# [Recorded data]
----

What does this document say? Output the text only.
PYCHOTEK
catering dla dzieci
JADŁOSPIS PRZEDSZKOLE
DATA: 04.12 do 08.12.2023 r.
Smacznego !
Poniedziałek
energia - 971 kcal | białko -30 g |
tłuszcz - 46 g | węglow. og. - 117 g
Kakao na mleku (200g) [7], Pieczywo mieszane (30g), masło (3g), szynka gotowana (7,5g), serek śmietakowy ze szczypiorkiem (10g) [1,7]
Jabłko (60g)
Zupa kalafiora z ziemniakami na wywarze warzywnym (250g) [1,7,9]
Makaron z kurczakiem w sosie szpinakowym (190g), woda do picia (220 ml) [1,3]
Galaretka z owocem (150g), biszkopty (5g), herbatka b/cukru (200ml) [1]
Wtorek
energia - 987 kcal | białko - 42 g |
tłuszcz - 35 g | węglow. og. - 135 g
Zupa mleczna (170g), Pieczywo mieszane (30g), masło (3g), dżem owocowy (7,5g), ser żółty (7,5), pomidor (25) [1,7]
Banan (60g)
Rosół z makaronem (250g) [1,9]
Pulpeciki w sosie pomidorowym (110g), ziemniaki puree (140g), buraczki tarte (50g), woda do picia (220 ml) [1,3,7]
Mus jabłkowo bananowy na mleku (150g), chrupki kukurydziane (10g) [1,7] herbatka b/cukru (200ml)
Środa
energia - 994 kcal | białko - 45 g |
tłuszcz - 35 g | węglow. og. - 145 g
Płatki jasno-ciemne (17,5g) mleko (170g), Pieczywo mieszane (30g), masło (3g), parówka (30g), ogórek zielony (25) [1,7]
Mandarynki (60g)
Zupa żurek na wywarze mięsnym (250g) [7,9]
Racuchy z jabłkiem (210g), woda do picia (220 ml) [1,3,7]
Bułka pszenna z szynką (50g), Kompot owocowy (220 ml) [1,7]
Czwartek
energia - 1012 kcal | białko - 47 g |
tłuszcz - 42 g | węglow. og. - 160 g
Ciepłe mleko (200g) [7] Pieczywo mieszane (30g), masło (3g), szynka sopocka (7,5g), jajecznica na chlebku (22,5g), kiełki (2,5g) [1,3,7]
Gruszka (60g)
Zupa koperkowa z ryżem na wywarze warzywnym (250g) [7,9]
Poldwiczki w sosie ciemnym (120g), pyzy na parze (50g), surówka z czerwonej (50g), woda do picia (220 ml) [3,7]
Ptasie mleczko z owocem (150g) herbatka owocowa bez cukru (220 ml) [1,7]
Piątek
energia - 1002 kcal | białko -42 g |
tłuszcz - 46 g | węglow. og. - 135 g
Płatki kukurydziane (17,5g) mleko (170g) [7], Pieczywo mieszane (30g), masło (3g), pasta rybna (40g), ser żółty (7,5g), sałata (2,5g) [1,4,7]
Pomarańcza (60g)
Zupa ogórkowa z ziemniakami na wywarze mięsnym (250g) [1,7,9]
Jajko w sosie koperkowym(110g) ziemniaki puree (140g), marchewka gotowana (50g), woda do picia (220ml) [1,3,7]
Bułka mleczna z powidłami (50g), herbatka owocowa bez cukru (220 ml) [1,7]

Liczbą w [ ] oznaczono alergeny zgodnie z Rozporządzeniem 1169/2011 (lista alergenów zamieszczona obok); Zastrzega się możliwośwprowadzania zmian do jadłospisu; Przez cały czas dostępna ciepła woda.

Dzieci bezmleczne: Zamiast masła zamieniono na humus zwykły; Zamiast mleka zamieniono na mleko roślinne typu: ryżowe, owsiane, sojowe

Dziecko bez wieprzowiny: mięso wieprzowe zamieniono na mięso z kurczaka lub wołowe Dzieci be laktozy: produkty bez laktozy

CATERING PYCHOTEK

----

# [THE TASK]
Show the data once more, exactly as it was written.

# [SOLUTION TO THIS EXERCISE]
What does this document say? Output the text only.
PYCHOTEK
catering dla dzieci
JADŁOSPIS PRZEDSZKOLE
DATA: 04.12 do 08.12.2023 r.
Smacznego !
Poniedziałek
energia - 971 kcal | białko -30 g |
tłuszcz - 46 g | węglow. og. - 117 g
Kakao na mleku (200g) [7], Pieczywo mieszane (30g), masło (3g), szynka gotowana (7,5g), serek śmietakowy ze szczypiorkiem (10g) [1,7]
Jabłko (60g)
Zupa kalafiora z ziemniakami na wywarze warzywnym (250g) [1,7,9]
Makaron z kurczakiem w sosie szpinakowym (190g), woda do picia (220 ml) [1,3]
Galaretka z owocem (150g), biszkopty (5g), herbatka b/cukru (200ml) [1]
Wtorek
energia - 987 kcal | białko - 42 g |
tłuszcz - 35 g | węglow. og. - 135 g
Zupa mleczna (170g), Pieczywo mieszane (30g), masło (3g), dżem owocowy (7,5g), ser żółty (7,5), pomidor (25) [1,7]
Banan (60g)
Rosół z makaronem (250g) [1,9]
Pulpeciki w sosie pomidorowym (110g), ziemniaki puree (140g), buraczki tarte (50g), woda do picia (220 ml) [1,3,7]
Mus jabłkowo bananowy na mleku (150g), chrupki kukurydziane (10g) [1,7] herbatka b/cukru (200ml)
Środa
energia - 994 kcal | białko - 45 g |
tłuszcz - 35 g | węglow. og. - 145 g
Płatki jasno-ciemne (17,5g) mleko (170g), Pieczywo mieszane (30g), masło (3g), parówka (30g), ogórek zielony (25) [1,7]
Mandarynki (60g)
Zupa żurek na wywarze mięsnym (250g) [7,9]
Racuchy z jabłkiem (210g), woda do picia (220 ml) [1,3,7]
Bułka pszenna z szynką (50g), Kompot owocowy (220 ml) [1,7]
Czwartek
energia - 1012 kcal | białko - 47 g |
tłuszcz - 42 g | węglow. og. - 160 g
Ciepłe mleko (200g) [7] Pieczywo mieszane (30g), masło (3g), szynka sopocka (7,5g), jajecznica na chlebku (22,5g), kiełki (2,5g) [1,3,7]
Gruszka (60g)
Zupa koperkowa z ryżem na wywarze warzywnym (250g) [7,9]
Poldwiczki w sosie ciemnym (120g), pyzy na parze (50g), surówka z czerwonej (50g), woda do picia (220 ml) [3,7]
Ptasie mleczko z owocem (150g) herbatka owocowa bez cukru (220 ml) [1,7]
Piątek
energia - 1002 kcal | białko -42 g |
tłuszcz - 46 g | węglow. og. - 135 g
Płatki kukurydziane (17,5g) mleko (170g) [7], Pieczywo mieszane (30g), masło (3g), pasta rybna (40g), ser żółty (7,5g), sałata (2,5g) [1,4,7]
Pomarańcza (60g)
Zupa ogórkowa z ziemniakami na wywarze mięsnym (250g) [1,7,9]
Jajko w sosie koperkowym(110g) ziemniaki puree (140g), marchewka gotowana (50g), woda do picia (220ml) [1,3,7]
Bułka mleczna z powidłami (50g), herbatka owocowa bez cukru (220 ml) [1,7]

Liczbą w [ ] oznaczono alergeny zgodnie z Rozporządzeniem 1169/2011 (lista alergenów zamieszczona obok); Zastrzega się możliwośwprowadzania zmian do jadłospisu; Przez cały czas dostępna ciepła woda.

Dzieci bezmleczne: Zamiast masła zamieniono na humus zwykły; Zamiast mleka zamieniono na mleko roślinne typu: ryżowe, owsiane, sojowe

Dziecko bez wieprzowiny: mięso wieprzowe zamieniono na mięso z kurczaka lub wołowe Dzieci be laktozy: produkty bez laktozy

CATERING PYCHOTEK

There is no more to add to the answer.